▸ Task prompt
From the records, pick out and copy each line containing "What".
--- Begin Excerpted records ---
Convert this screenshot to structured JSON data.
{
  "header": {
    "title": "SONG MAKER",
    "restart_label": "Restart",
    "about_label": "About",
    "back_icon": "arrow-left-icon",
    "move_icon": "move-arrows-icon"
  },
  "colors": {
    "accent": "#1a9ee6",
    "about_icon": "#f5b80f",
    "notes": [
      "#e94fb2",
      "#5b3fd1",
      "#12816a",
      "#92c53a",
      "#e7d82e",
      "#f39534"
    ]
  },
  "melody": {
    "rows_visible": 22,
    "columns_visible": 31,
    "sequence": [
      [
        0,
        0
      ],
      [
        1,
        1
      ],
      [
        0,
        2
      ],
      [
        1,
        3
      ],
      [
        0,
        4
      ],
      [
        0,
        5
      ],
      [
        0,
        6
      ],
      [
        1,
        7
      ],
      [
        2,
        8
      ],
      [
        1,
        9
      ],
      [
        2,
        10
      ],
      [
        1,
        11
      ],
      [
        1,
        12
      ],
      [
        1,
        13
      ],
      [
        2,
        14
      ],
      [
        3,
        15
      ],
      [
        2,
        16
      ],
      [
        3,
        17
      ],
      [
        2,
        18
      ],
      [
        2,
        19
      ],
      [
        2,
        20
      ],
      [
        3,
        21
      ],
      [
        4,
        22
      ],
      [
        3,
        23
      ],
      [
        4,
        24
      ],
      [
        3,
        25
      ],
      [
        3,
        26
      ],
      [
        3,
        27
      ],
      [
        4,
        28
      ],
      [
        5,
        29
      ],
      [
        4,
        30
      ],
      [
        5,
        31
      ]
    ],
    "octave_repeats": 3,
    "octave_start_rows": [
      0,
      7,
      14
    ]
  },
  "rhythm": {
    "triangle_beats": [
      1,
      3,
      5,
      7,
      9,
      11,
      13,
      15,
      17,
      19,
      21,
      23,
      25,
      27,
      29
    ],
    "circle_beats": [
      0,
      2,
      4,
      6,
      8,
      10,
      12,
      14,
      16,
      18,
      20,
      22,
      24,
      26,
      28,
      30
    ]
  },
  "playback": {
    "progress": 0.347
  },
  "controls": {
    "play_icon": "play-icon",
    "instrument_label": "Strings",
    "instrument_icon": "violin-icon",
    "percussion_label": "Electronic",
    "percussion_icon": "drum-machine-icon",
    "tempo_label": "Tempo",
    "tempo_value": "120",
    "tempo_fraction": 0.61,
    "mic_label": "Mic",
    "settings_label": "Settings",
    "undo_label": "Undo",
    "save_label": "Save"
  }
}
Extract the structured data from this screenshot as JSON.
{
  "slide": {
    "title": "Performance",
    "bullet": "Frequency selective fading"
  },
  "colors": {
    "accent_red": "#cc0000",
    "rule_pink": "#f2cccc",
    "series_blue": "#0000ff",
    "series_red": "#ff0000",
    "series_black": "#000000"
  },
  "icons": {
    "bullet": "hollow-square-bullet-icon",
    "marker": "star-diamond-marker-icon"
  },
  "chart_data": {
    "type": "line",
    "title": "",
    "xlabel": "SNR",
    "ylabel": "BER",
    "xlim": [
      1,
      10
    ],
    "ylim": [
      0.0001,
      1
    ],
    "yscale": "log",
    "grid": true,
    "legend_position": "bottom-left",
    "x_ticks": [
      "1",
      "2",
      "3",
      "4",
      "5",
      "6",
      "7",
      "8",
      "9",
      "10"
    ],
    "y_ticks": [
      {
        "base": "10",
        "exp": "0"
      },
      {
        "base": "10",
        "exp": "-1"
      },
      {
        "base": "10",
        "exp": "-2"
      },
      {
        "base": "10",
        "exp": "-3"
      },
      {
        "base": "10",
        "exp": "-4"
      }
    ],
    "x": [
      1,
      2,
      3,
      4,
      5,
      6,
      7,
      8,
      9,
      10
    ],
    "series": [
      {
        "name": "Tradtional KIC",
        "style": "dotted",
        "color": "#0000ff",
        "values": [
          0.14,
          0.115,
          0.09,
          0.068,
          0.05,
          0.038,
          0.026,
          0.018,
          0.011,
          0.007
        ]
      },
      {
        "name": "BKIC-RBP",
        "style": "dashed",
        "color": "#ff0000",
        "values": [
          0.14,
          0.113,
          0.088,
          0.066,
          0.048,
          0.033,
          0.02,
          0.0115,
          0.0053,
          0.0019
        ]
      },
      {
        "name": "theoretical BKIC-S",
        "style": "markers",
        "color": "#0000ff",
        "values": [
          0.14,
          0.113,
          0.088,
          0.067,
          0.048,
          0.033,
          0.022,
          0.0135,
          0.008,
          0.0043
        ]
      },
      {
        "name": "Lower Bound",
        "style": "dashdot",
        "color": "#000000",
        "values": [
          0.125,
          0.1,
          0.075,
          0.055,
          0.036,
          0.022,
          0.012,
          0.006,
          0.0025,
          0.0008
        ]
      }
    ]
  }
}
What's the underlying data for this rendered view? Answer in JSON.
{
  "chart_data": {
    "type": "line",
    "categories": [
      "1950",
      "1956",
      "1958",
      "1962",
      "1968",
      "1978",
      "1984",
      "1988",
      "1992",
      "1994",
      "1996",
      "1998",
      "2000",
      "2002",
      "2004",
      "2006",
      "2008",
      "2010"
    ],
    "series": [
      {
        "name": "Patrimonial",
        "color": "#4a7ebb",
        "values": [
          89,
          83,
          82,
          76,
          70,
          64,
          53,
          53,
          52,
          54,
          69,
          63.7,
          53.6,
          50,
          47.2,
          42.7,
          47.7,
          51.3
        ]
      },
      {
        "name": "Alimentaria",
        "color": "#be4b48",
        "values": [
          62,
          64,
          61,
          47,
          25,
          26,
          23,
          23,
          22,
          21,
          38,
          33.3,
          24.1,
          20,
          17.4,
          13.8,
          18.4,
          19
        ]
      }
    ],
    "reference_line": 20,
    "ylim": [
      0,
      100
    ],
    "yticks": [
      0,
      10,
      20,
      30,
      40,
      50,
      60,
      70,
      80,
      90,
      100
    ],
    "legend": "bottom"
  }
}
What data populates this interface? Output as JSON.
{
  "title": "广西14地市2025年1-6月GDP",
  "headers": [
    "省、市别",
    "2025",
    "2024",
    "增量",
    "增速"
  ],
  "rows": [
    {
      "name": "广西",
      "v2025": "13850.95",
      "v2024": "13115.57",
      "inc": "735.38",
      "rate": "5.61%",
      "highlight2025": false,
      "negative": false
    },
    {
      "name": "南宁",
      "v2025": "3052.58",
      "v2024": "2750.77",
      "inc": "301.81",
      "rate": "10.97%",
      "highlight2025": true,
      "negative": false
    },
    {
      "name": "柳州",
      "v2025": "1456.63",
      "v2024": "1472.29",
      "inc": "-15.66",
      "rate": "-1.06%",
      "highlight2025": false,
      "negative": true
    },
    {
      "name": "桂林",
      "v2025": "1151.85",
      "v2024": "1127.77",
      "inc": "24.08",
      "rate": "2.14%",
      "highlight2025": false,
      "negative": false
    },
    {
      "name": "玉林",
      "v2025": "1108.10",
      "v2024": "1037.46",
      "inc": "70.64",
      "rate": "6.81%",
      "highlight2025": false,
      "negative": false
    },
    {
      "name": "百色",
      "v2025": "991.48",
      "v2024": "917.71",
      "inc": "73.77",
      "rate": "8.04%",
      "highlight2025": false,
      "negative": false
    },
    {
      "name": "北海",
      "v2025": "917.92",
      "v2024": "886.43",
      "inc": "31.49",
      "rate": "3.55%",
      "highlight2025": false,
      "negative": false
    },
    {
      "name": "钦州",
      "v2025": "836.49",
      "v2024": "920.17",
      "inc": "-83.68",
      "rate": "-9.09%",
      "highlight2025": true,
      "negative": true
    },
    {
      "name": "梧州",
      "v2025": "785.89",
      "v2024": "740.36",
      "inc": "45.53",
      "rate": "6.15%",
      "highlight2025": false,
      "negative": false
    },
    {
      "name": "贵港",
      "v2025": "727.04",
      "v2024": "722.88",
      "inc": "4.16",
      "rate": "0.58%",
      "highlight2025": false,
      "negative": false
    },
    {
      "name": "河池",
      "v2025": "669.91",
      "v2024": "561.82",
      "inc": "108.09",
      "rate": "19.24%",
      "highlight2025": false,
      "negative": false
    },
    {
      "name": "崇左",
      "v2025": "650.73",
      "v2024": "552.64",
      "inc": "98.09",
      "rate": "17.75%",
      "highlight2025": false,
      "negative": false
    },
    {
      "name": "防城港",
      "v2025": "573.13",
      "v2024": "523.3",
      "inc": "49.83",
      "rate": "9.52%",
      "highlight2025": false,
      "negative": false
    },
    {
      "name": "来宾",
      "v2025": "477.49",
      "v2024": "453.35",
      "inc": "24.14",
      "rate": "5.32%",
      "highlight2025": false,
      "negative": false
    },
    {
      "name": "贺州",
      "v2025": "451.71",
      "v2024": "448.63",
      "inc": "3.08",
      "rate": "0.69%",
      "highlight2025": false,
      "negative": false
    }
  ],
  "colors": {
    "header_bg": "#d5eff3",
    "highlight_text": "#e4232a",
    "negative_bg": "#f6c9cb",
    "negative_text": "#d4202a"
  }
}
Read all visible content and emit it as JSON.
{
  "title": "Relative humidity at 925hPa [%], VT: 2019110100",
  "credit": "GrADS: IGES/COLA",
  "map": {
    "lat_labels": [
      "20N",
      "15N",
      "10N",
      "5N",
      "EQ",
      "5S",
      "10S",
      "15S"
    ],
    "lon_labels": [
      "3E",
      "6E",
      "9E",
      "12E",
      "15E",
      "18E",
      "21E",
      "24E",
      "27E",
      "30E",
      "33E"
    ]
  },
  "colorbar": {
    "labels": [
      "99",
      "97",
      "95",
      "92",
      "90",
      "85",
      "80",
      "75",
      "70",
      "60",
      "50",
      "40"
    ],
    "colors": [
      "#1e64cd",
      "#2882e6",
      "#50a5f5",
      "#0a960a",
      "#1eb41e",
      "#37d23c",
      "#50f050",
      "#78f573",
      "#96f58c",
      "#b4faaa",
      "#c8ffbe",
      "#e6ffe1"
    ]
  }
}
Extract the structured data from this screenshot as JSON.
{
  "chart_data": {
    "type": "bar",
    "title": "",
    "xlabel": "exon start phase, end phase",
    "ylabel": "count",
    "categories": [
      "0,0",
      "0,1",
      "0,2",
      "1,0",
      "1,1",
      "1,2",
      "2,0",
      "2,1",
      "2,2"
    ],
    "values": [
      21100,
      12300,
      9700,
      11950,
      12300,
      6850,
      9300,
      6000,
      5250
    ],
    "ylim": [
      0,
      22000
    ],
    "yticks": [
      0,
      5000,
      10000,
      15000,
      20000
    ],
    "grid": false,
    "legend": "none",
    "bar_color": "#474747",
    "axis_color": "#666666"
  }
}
--- End Excerpted records ---
▸ Right answer
What's the underlying data for this rendered view? Answer in JSON.
What data populates this interface? Output as JSON.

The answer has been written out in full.